**What you should do**.
All of the entries need to be written out again, exactly as they are.

Data entries

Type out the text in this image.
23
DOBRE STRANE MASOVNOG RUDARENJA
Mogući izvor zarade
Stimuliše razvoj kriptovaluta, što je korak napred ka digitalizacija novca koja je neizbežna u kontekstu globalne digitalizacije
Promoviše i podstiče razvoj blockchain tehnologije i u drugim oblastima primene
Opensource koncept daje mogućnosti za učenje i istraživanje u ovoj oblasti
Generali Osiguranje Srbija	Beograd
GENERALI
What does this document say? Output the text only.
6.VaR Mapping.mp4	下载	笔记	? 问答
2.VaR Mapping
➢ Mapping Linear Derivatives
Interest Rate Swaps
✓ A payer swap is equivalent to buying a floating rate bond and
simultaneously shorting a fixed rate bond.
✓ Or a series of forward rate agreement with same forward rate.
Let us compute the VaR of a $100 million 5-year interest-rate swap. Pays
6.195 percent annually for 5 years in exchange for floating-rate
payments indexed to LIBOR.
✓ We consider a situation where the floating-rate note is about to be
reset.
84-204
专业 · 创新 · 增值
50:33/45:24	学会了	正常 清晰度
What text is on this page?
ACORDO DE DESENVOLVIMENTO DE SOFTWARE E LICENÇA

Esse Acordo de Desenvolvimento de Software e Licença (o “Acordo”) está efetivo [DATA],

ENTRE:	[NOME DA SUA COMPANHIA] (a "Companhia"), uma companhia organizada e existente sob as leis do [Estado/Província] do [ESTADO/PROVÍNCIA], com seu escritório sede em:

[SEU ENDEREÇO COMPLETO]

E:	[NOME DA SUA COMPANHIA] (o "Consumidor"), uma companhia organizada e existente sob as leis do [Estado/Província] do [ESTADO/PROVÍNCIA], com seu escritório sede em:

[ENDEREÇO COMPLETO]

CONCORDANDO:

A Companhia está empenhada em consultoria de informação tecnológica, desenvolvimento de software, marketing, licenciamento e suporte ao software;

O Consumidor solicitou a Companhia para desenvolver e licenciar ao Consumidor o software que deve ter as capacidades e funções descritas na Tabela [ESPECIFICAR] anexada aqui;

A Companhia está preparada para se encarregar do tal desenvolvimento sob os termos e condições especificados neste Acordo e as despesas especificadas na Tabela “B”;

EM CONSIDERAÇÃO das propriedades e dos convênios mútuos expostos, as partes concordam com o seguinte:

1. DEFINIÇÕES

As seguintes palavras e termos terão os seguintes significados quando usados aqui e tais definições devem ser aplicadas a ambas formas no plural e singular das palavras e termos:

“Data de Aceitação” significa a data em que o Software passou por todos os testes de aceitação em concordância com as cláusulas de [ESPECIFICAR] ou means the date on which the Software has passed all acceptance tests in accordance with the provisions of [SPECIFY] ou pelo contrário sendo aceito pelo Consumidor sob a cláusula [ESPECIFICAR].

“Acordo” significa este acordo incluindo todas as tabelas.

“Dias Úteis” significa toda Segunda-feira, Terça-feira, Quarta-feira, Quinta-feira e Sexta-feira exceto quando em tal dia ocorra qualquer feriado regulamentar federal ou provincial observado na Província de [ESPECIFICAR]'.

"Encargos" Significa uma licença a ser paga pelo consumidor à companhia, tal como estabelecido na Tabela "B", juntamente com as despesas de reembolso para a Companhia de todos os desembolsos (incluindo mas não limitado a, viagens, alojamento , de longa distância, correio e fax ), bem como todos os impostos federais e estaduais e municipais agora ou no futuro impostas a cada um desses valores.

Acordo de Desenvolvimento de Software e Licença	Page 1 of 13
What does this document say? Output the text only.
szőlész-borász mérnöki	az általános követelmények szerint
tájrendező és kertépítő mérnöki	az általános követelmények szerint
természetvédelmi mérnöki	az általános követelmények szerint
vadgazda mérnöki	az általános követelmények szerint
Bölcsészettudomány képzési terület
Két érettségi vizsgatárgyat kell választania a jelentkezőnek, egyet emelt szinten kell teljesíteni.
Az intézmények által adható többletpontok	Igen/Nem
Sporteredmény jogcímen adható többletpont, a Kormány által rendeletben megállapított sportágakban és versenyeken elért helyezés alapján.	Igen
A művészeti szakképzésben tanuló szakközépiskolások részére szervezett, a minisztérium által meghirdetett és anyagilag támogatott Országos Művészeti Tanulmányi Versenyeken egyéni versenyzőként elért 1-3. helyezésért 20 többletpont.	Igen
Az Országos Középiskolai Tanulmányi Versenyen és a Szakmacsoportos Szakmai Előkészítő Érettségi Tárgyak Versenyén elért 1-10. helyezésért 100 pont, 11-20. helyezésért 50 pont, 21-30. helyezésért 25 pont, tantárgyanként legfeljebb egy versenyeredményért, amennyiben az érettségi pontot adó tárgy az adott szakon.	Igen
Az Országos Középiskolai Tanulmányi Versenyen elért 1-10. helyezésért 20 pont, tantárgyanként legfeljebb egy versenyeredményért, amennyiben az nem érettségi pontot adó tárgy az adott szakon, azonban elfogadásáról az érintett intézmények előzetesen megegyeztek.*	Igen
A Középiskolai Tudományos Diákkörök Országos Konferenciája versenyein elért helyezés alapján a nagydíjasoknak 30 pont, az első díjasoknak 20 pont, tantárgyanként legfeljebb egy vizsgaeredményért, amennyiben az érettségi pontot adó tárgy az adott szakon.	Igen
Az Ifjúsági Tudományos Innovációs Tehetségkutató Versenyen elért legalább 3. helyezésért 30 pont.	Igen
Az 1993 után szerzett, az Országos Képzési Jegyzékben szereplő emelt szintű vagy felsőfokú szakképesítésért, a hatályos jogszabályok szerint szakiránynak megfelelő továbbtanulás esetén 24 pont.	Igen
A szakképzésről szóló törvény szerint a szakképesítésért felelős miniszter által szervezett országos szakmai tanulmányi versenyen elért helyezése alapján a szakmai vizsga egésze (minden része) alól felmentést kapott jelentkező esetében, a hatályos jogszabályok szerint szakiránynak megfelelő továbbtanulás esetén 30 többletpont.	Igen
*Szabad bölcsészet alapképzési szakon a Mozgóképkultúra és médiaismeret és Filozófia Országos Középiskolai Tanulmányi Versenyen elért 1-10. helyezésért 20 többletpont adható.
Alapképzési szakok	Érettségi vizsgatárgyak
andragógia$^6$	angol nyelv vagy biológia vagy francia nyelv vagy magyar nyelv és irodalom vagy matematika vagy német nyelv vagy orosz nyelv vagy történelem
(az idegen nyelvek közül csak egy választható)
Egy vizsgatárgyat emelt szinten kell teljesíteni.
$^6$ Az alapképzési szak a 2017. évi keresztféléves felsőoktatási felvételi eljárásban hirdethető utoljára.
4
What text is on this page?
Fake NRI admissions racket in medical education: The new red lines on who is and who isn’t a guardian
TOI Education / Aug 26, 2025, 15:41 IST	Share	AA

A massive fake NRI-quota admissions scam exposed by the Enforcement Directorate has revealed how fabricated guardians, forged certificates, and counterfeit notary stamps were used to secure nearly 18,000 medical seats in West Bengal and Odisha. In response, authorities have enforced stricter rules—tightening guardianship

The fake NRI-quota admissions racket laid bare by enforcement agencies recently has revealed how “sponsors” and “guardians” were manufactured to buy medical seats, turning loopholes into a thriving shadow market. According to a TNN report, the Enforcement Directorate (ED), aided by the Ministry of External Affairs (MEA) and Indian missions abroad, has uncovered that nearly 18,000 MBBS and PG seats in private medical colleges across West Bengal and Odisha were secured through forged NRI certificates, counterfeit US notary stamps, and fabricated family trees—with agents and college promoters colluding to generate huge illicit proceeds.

**Completed task**.
Type out the text in this image.
23
DOBRE STRANE MASOVNOG RUDARENJA
Mogući izvor zarade
Stimuliše razvoj kriptovaluta, što je korak napred ka digitalizacija novca koja je neizbežna u kontekstu globalne digitalizacije
Promoviše i podstiče razvoj blockchain tehnologije i u drugim oblastima primene
Opensource koncept daje mogućnosti za učenje i istraživanje u ovoj oblasti
Generali Osiguranje Srbija	Beograd
GENERALI
What does this document say? Output the text only.
6.VaR Mapping.mp4	下载	笔记	? 问答
2.VaR Mapping
➢ Mapping Linear Derivatives
Interest Rate Swaps
✓ A payer swap is equivalent to buying a floating rate bond and
simultaneously shorting a fixed rate bond.
✓ Or a series of forward rate agreement with same forward rate.
Let us compute the VaR of a $100 million 5-year interest-rate swap. Pays
6.195 percent annually for 5 years in exchange for floating-rate
payments indexed to LIBOR.
✓ We consider a situation where the floating-rate note is about to be
reset.
84-204
专业 · 创新 · 增值
50:33/45:24	学会了	正常 清晰度
What text is on this page?
ACORDO DE DESENVOLVIMENTO DE SOFTWARE E LICENÇA

Esse Acordo de Desenvolvimento de Software e Licença (o “Acordo”) está efetivo [DATA],

ENTRE:	[NOME DA SUA COMPANHIA] (a "Companhia"), uma companhia organizada e existente sob as leis do [Estado/Província] do [ESTADO/PROVÍNCIA], com seu escritório sede em:

[SEU ENDEREÇO COMPLETO]

E:	[NOME DA SUA COMPANHIA] (o "Consumidor"), uma companhia organizada e existente sob as leis do [Estado/Província] do [ESTADO/PROVÍNCIA], com seu escritório sede em:

[ENDEREÇO COMPLETO]

CONCORDANDO:

A Companhia está empenhada em consultoria de informação tecnológica, desenvolvimento de software, marketing, licenciamento e suporte ao software;

O Consumidor solicitou a Companhia para desenvolver e licenciar ao Consumidor o software que deve ter as capacidades e funções descritas na Tabela [ESPECIFICAR] anexada aqui;

A Companhia está preparada para se encarregar do tal desenvolvimento sob os termos e condições especificados neste Acordo e as despesas especificadas na Tabela “B”;

EM CONSIDERAÇÃO das propriedades e dos convênios mútuos expostos, as partes concordam com o seguinte:

1. DEFINIÇÕES

As seguintes palavras e termos terão os seguintes significados quando usados aqui e tais definições devem ser aplicadas a ambas formas no plural e singular das palavras e termos:

“Data de Aceitação” significa a data em que o Software passou por todos os testes de aceitação em concordância com as cláusulas de [ESPECIFICAR] ou means the date on which the Software has passed all acceptance tests in accordance with the provisions of [SPECIFY] ou pelo contrário sendo aceito pelo Consumidor sob a cláusula [ESPECIFICAR].

“Acordo” significa este acordo incluindo todas as tabelas.

“Dias Úteis” significa toda Segunda-feira, Terça-feira, Quarta-feira, Quinta-feira e Sexta-feira exceto quando em tal dia ocorra qualquer feriado regulamentar federal ou provincial observado na Província de [ESPECIFICAR]'.

"Encargos" Significa uma licença a ser paga pelo consumidor à companhia, tal como estabelecido na Tabela "B", juntamente com as despesas de reembolso para a Companhia de todos os desembolsos (incluindo mas não limitado a, viagens, alojamento , de longa distância, correio e fax ), bem como todos os impostos federais e estaduais e municipais agora ou no futuro impostas a cada um desses valores.

Acordo de Desenvolvimento de Software e Licença	Page 1 of 13
What does this document say? Output the text only.
szőlész-borász mérnöki	az általános követelmények szerint
tájrendező és kertépítő mérnöki	az általános követelmények szerint
természetvédelmi mérnöki	az általános követelmények szerint
vadgazda mérnöki	az általános követelmények szerint
Bölcsészettudomány képzési terület
Két érettségi vizsgatárgyat kell választania a jelentkezőnek, egyet emelt szinten kell teljesíteni.
Az intézmények által adható többletpontok	Igen/Nem
Sporteredmény jogcímen adható többletpont, a Kormány által rendeletben megállapított sportágakban és versenyeken elért helyezés alapján.	Igen
A művészeti szakképzésben tanuló szakközépiskolások részére szervezett, a minisztérium által meghirdetett és anyagilag támogatott Országos Művészeti Tanulmányi Versenyeken egyéni versenyzőként elért 1-3. helyezésért 20 többletpont.	Igen
Az Országos Középiskolai Tanulmányi Versenyen és a Szakmacsoportos Szakmai Előkészítő Érettségi Tárgyak Versenyén elért 1-10. helyezésért 100 pont, 11-20. helyezésért 50 pont, 21-30. helyezésért 25 pont, tantárgyanként legfeljebb egy versenyeredményért, amennyiben az érettségi pontot adó tárgy az adott szakon.	Igen
Az Országos Középiskolai Tanulmányi Versenyen elért 1-10. helyezésért 20 pont, tantárgyanként legfeljebb egy versenyeredményért, amennyiben az nem érettségi pontot adó tárgy az adott szakon, azonban elfogadásáról az érintett intézmények előzetesen megegyeztek.*	Igen
A Középiskolai Tudományos Diákkörök Országos Konferenciája versenyein elért helyezés alapján a nagydíjasoknak 30 pont, az első díjasoknak 20 pont, tantárgyanként legfeljebb egy vizsgaeredményért, amennyiben az érettségi pontot adó tárgy az adott szakon.	Igen
Az Ifjúsági Tudományos Innovációs Tehetségkutató Versenyen elért legalább 3. helyezésért 30 pont.	Igen
Az 1993 után szerzett, az Országos Képzési Jegyzékben szereplő emelt szintű vagy felsőfokú szakképesítésért, a hatályos jogszabályok szerint szakiránynak megfelelő továbbtanulás esetén 24 pont.	Igen
A szakképzésről szóló törvény szerint a szakképesítésért felelős miniszter által szervezett országos szakmai tanulmányi versenyen elért helyezése alapján a szakmai vizsga egésze (minden része) alól felmentést kapott jelentkező esetében, a hatályos jogszabályok szerint szakiránynak megfelelő továbbtanulás esetén 30 többletpont.	Igen
*Szabad bölcsészet alapképzési szakon a Mozgóképkultúra és médiaismeret és Filozófia Országos Középiskolai Tanulmányi Versenyen elért 1-10. helyezésért 20 többletpont adható.
Alapképzési szakok	Érettségi vizsgatárgyak
andragógia$^6$	angol nyelv vagy biológia vagy francia nyelv vagy magyar nyelv és irodalom vagy matematika vagy német nyelv vagy orosz nyelv vagy történelem
(az idegen nyelvek közül csak egy választható)
Egy vizsgatárgyat emelt szinten kell teljesíteni.
$^6$ Az alapképzési szak a 2017. évi keresztféléves felsőoktatási felvételi eljárásban hirdethető utoljára.
4
What text is on this page?
Fake NRI admissions racket in medical education: The new red lines on who is and who isn’t a guardian
TOI Education / Aug 26, 2025, 15:41 IST	Share	AA

A massive fake NRI-quota admissions scam exposed by the Enforcement Directorate has revealed how fabricated guardians, forged certificates, and counterfeit notary stamps were used to secure nearly 18,000 medical seats in West Bengal and Odisha. In response, authorities have enforced stricter rules—tightening guardianship

The fake NRI-quota admissions racket laid bare by enforcement agencies recently has revealed how “sponsors” and “guardians” were manufactured to buy medical seats, turning loopholes into a thriving shadow market. According to a TNN report, the Enforcement Directorate (ED), aided by the Ministry of External Affairs (MEA) and Indian missions abroad, has uncovered that nearly 18,000 MBBS and PG seats in private medical colleges across West Bengal and Odisha were secured through forged NRI certificates, counterfeit US notary stamps, and fabricated family trees—with agents and college promoters colluding to generate huge illicit proceeds.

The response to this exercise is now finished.